Data shown:
--

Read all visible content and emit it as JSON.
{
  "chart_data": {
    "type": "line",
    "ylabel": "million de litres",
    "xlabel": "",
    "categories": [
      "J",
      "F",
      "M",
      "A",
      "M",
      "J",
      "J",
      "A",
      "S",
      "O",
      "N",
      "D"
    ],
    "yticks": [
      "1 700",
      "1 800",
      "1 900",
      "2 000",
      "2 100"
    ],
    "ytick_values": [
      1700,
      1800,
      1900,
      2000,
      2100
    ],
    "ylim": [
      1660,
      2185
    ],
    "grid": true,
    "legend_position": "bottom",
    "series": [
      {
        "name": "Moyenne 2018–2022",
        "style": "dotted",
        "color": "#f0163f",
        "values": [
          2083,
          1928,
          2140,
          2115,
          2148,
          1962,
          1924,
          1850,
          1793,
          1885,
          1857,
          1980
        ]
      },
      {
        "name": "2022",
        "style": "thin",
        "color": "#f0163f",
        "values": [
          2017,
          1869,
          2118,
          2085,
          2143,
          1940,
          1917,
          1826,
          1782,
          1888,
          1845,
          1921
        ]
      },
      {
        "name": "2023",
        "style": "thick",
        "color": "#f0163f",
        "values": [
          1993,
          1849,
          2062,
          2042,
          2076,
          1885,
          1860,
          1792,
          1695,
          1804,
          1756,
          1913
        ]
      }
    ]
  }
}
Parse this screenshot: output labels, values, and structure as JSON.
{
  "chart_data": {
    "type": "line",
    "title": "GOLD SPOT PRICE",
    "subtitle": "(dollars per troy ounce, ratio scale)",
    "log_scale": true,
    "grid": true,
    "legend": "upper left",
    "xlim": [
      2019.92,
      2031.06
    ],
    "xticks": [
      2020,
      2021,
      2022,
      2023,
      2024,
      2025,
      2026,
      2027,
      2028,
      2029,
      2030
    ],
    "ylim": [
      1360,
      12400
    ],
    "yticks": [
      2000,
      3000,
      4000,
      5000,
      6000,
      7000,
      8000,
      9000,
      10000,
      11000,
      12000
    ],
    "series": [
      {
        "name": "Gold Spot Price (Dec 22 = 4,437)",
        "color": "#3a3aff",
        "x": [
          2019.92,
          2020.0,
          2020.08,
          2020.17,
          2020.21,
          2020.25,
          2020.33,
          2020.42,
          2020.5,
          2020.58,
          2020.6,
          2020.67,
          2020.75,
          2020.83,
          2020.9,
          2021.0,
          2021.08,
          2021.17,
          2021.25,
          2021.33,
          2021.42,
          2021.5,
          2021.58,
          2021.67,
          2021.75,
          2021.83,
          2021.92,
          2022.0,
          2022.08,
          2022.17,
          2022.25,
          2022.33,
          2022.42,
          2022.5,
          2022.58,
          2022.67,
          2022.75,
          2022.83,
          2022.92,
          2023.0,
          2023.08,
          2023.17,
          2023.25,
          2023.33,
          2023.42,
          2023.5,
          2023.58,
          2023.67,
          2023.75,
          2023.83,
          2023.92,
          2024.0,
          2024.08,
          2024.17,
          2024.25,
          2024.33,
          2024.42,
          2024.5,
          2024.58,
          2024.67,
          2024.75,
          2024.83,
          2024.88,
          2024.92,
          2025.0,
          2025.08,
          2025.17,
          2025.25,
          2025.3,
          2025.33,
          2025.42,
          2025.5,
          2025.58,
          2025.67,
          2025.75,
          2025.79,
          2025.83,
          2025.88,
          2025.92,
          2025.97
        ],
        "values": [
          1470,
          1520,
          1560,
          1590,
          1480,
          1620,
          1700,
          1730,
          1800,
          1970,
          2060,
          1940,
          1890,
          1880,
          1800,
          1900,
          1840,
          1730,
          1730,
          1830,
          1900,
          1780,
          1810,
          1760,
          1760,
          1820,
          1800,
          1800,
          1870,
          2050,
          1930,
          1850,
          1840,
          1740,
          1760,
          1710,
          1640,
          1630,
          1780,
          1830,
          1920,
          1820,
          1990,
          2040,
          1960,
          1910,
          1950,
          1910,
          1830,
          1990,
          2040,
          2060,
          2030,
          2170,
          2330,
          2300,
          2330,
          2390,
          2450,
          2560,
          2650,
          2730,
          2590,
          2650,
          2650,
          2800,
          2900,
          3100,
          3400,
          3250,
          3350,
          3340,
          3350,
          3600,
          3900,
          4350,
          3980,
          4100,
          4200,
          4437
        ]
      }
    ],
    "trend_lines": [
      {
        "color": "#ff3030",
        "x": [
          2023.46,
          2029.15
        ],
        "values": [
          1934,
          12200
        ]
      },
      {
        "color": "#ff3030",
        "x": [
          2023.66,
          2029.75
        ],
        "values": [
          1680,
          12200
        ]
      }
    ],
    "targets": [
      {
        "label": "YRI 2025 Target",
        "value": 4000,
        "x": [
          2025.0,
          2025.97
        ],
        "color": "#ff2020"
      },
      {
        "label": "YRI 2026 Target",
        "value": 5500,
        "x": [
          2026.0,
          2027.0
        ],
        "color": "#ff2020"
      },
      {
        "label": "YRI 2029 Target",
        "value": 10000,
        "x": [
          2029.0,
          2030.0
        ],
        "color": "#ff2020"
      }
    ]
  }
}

--

Directions:
Give all the entries again exactly; leave none out.

Exercise result:
Read all visible content and emit it as JSON.
{
  "chart_data": {
    "type": "line",
    "ylabel": "million de litres",
    "xlabel": "",
    "categories": [
      "J",
      "F",
      "M",
      "A",
      "M",
      "J",
      "J",
      "A",
      "S",
      "O",
      "N",
      "D"
    ],
    "yticks": [
      "1 700",
      "1 800",
      "1 900",
      "2 000",
      "2 100"
    ],
    "ytick_values": [
      1700,
      1800,
      1900,
      2000,
      2100
    ],
    "ylim": [
      1660,
      2185
    ],
    "grid": true,
    "legend_position": "bottom",
    "series": [
      {
        "name": "Moyenne 2018–2022",
        "style": "dotted",
        "color": "#f0163f",
        "values": [
          2083,
          1928,
          2140,
          2115,
          2148,
          1962,
          1924,
          1850,
          1793,
          1885,
          1857,
          1980
        ]
      },
      {
        "name": "2022",
        "style": "thin",
        "color": "#f0163f",
        "values": [
          2017,
          1869,
          2118,
          2085,
          2143,
          1940,
          1917,
          1826,
          1782,
          1888,
          1845,
          1921
        ]
      },
      {
        "name": "2023",
        "style": "thick",
        "color": "#f0163f",
        "values": [
          1993,
          1849,
          2062,
          2042,
          2076,
          1885,
          1860,
          1792,
          1695,
          1804,
          1756,
          1913
        ]
      }
    ]
  }
}
Parse this screenshot: output labels, values, and structure as JSON.
{
  "chart_data": {
    "type": "line",
    "title": "GOLD SPOT PRICE",
    "subtitle": "(dollars per troy ounce, ratio scale)",
    "log_scale": true,
    "grid": true,
    "legend": "upper left",
    "xlim": [
      2019.92,
      2031.06
    ],
    "xticks": [
      2020,
      2021,
      2022,
      2023,
      2024,
      2025,
      2026,
      2027,
      2028,
      2029,
      2030
    ],
    "ylim": [
      1360,
      12400
    ],
    "yticks": [
      2000,
      3000,
      4000,
      5000,
      6000,
      7000,
      8000,
      9000,
      10000,
      11000,
      12000
    ],
    "series": [
      {
        "name": "Gold Spot Price (Dec 22 = 4,437)",
        "color": "#3a3aff",
        "x": [
          2019.92,
          2020.0,
          2020.08,
          2020.17,
          2020.21,
          2020.25,
          2020.33,
          2020.42,
          2020.5,
          2020.58,
          2020.6,
          2020.67,
          2020.75,
          2020.83,
          2020.9,
          2021.0,
          2021.08,
          2021.17,
          2021.25,
          2021.33,
          2021.42,
          2021.5,
          2021.58,
          2021.67,
          2021.75,
          2021.83,
          2021.92,
          2022.0,
          2022.08,
          2022.17,
          2022.25,
          2022.33,
          2022.42,
          2022.5,
          2022.58,
          2022.67,
          2022.75,
          2022.83,
          2022.92,
          2023.0,
          2023.08,
          2023.17,
          2023.25,
          2023.33,
          2023.42,
          2023.5,
          2023.58,
          2023.67,
          2023.75,
          2023.83,
          2023.92,
          2024.0,
          2024.08,
          2024.17,
          2024.25,
          2024.33,
          2024.42,
          2024.5,
          2024.58,
          2024.67,
          2024.75,
          2024.83,
          2024.88,
          2024.92,
          2025.0,
          2025.08,
          2025.17,
          2025.25,
          2025.3,
          2025.33,
          2025.42,
          2025.5,
          2025.58,
          2025.67,
          2025.75,
          2025.79,
          2025.83,
          2025.88,
          2025.92,
          2025.97
        ],
        "values": [
          1470,
          1520,
          1560,
          1590,
          1480,
          1620,
          1700,
          1730,
          1800,
          1970,
          2060,
          1940,
          1890,
          1880,
          1800,
          1900,
          1840,
          1730,
          1730,
          1830,
          1900,
          1780,
          1810,
          1760,
          1760,
          1820,
          1800,
          1800,
          1870,
          2050,
          1930,
          1850,
          1840,
          1740,
          1760,
          1710,
          1640,
          1630,
          1780,
          1830,
          1920,
          1820,
          1990,
          2040,
          1960,
          1910,
          1950,
          1910,
          1830,
          1990,
          2040,
          2060,
          2030,
          2170,
          2330,
          2300,
          2330,
          2390,
          2450,
          2560,
          2650,
          2730,
          2590,
          2650,
          2650,
          2800,
          2900,
          3100,
          3400,
          3250,
          3350,
          3340,
          3350,
          3600,
          3900,
          4350,
          3980,
          4100,
          4200,
          4437
        ]
      }
    ],
    "trend_lines": [
      {
        "color": "#ff3030",
        "x": [
          2023.46,
          2029.15
        ],
        "values": [
          1934,
          12200
        ]
      },
      {
        "color": "#ff3030",
        "x": [
          2023.66,
          2029.75
        ],
        "values": [
          1680,
          12200
        ]
      }
    ],
    "targets": [
      {
        "label": "YRI 2025 Target",
        "value": 4000,
        "x": [
          2025.0,
          2025.97
        ],
        "color": "#ff2020"
      },
      {
        "label": "YRI 2026 Target",
        "value": 5500,
        "x": [
          2026.0,
          2027.0
        ],
        "color": "#ff2020"
      },
      {
        "label": "YRI 2029 Target",
        "value": 10000,
        "x": [
          2029.0,
          2030.0
        ],
        "color": "#ff2020"
      }
    ]
  }
}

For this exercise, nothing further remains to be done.